## Job 1
In the cycling trip post, rewrite the passage starting at "Parallel Accounting" and ending at "back of my van.", swapping "van" for "truck".
## Job 2
Put this sentence from the cycling trip post into Spanish: "It’s times like that when it becomes obvious that males never really grow up, never really alter their attitude to life."

## Source
-*-*-

Parallel Accounting

2006-06-06

Going back a week to why I was away on the Friday – which proved to have been tactically a good idea considering Jo’s temper the day before…

I was away driving a white van for the my cycling colleagues again. We did a trip last September and enjoyed it so much that we decided to go again – unfortunately the organisation and the weather weren’t quite so good this time and it turned out to be a bit of a struggle for some of the party. As I say I was just driving the support van– haring around the lanes of Yorkshire trying to make sure no-one missed a turning, gathering up the strays who got dropped off the back, and dispensing fruitcake, water, lucozade and other tasty comestibles from the back of my van.

And apart from the swirling tension of not being able to escape my mind from thinking about Jo, I really enjoyed most of it. Apart from anything else it was just good to be away on an outing with a bunch of ‘boys’. And that’s what men are when they’re away on a trip like that. It’s times like that when it becomes obvious that males never really grow up, never really alter their attitude to life. Lynne goes away on weekends with her women friends and they seem to have (or of course maybe it’s just what she tells me) a civilised time of walks and conversations and a couple of glasses of wine but not too much raucous. I can’t imagine them being anything other than completely adult. Men together (even men in their forties like us) resort to swearing, drink, farting, extended defecation sessions, drink, porn, farting, lust, letchery, farting, drink…and when we’re not actually doing those things we’re talking and laughing about them. Especially the farting. Oh and a constant ‘assessment’ of anyone or anything female around us.

-*-*-

## Stored data

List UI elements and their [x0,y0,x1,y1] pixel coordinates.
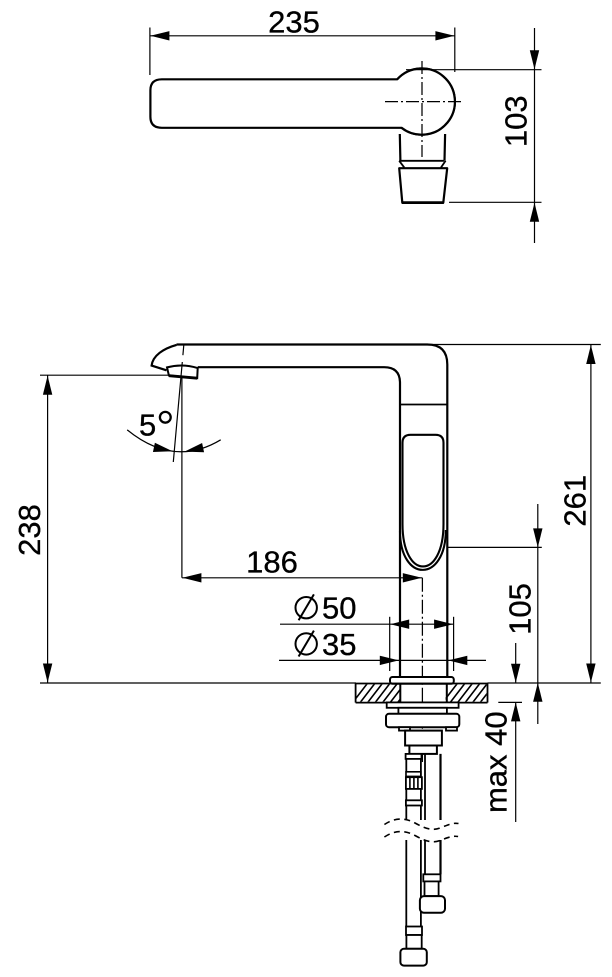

-*-*-

## Task solution 1
Parallel Accounting

2006-06-06

Going back a week to why I was away on the Friday – which proved to have been tactically a good idea considering Jo’s temper the day before…

I was away driving a white truck for the my cycling colleagues again. We did a trip last September and enjoyed it so much that we decided to go again – unfortunately the organisation and the weather weren’t quite so good this time and it turned out to be a bit of a struggle for some of the party. As I say I was just driving the support truck– haring around the lanes of Yorkshire trying to make sure no-one missed a turning, gathering up the strays who got dropped off the back, and dispensing fruitcake, water, lucozade and other tasty comestibles from the back of my truck.

## Task solution 2
Es en momentos así cuando resulta evidente que los varones nunca maduran del todo, nunca cambian realmente su actitud ante la vida.